YOUR TASK: Make an exact copy of the entries below with the pictures removed.

DATASET RECORDS:
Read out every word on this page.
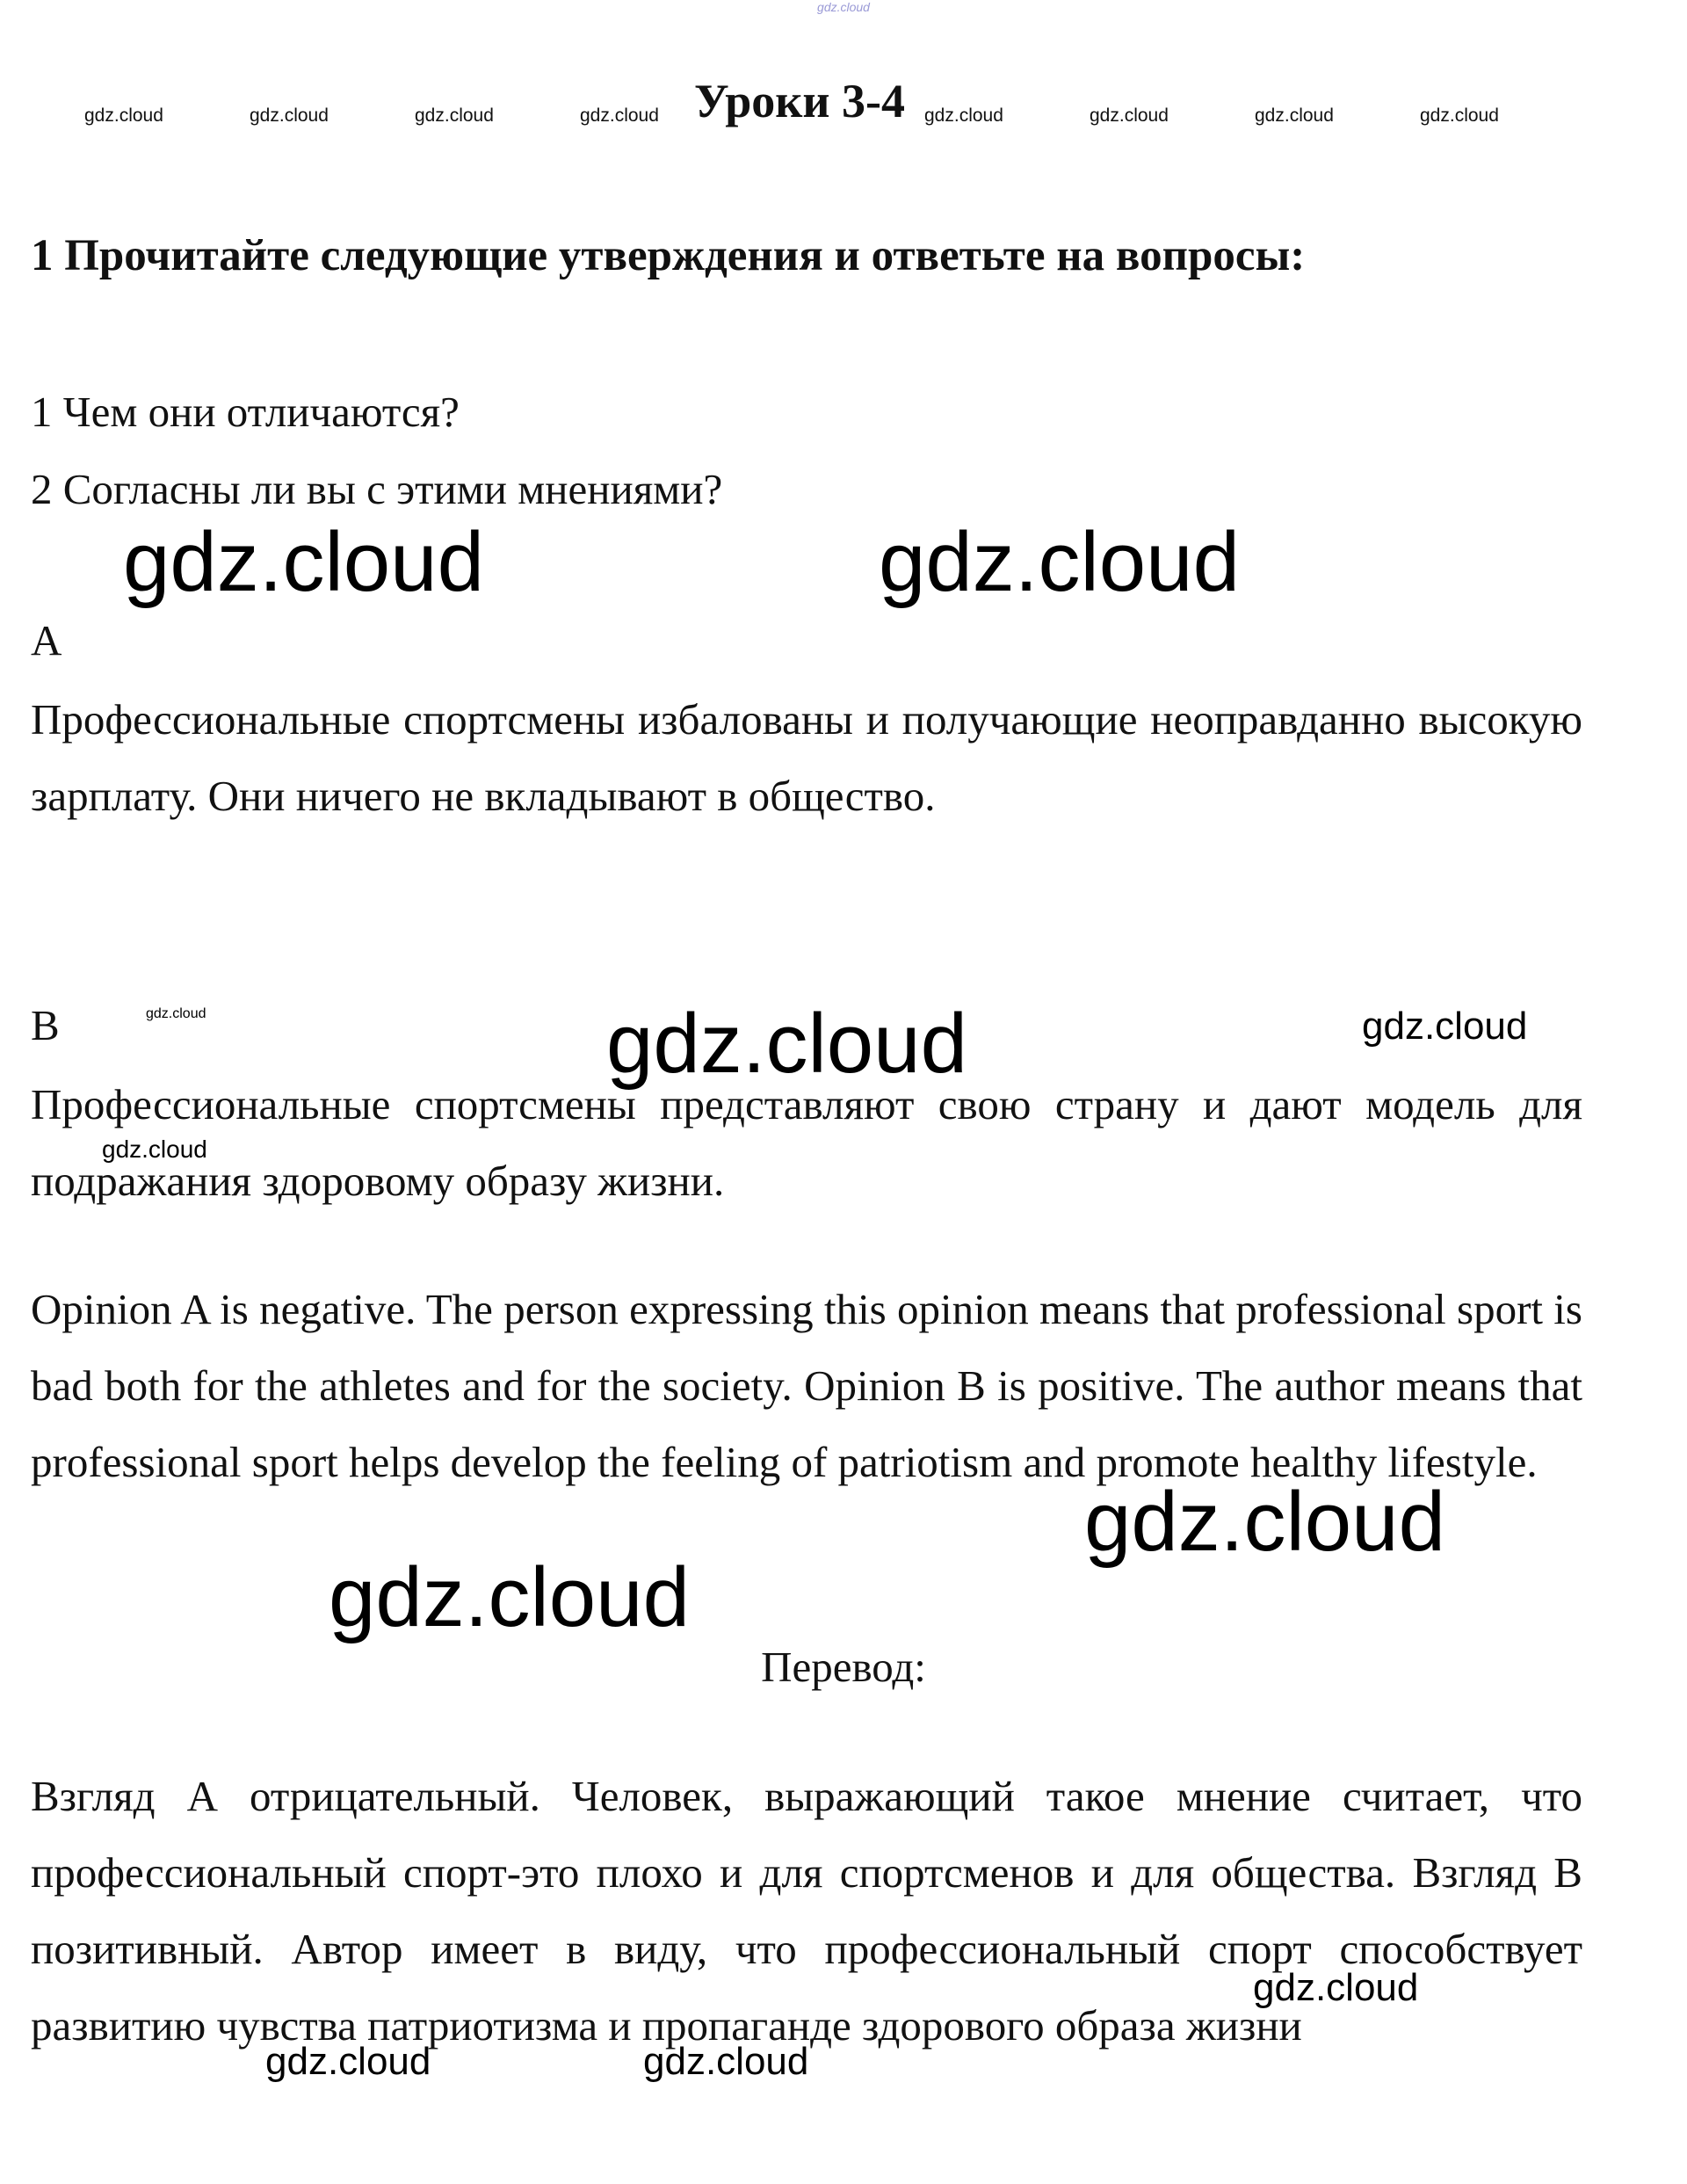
gdz.cloud
gdz.cloud	gdz.cloud	gdz.cloud	gdz.cloud	gdz.cloud	gdz.cloud	gdz.cloud	gdz.cloud
Уроки 3-4
1 Прочитайте следующие утверждения и ответьте на вопросы:
1 Чем они отличаются?
2 Согласны ли вы с этими мнениями?
А

Профессиональные спортсмены избалованы и получающие неоправданно высокую зарплату. Они ничего не вкладывают в общество.

В

Профессиональные спортсмены представляют свою страну и дают модель для подражания здоровому образу жизни.

Opinion A is negative. The person expressing this opinion means that professional sport is bad both for the athletes and for the society. Opinion B is positive. The author means that professional sport helps develop the feeling of patriotism and promote healthy lifestyle.

Перевод:

Взгляд А отрицательный. Человек, выражающий такое мнение считает, что профессиональный спорт-это плохо и для спортсменов и для общества. Взгляд В позитивный. Автор имеет в виду, что профессиональный спорт способствует развитию чувства патриотизма и пропаганде здорового образа жизни

gdz.cloud	gdz.cloud
gdz.cloud	gdz.cloud	gdz.cloud
gdz.cloud
gdz.cloud
gdz.cloud
gdz.cloud
gdz.cloud	gdz.cloud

TASK SOLUTION:
Read out every word on this page.
gdz.cloud
gdz.cloud	gdz.cloud	gdz.cloud	gdz.cloud	gdz.cloud	gdz.cloud	gdz.cloud	gdz.cloud
Уроки 3-4
1 Прочитайте следующие утверждения и ответьте на вопросы:
1 Чем они отличаются?
2 Согласны ли вы с этими мнениями?
А

Профессиональные спортсмены избалованы и получающие неоправданно высокую зарплату. Они ничего не вкладывают в общество.

В

Профессиональные спортсмены представляют свою страну и дают модель для подражания здоровому образу жизни.

Opinion A is negative. The person expressing this opinion means that professional sport is bad both for the athletes and for the society. Opinion B is positive. The author means that professional sport helps develop the feeling of patriotism and promote healthy lifestyle.

Перевод:

Взгляд А отрицательный. Человек, выражающий такое мнение считает, что профессиональный спорт-это плохо и для спортсменов и для общества. Взгляд В позитивный. Автор имеет в виду, что профессиональный спорт способствует развитию чувства патриотизма и пропаганде здорового образа жизни

gdz.cloud	gdz.cloud
gdz.cloud	gdz.cloud	gdz.cloud
gdz.cloud
gdz.cloud
gdz.cloud
gdz.cloud
gdz.cloud	gdz.cloud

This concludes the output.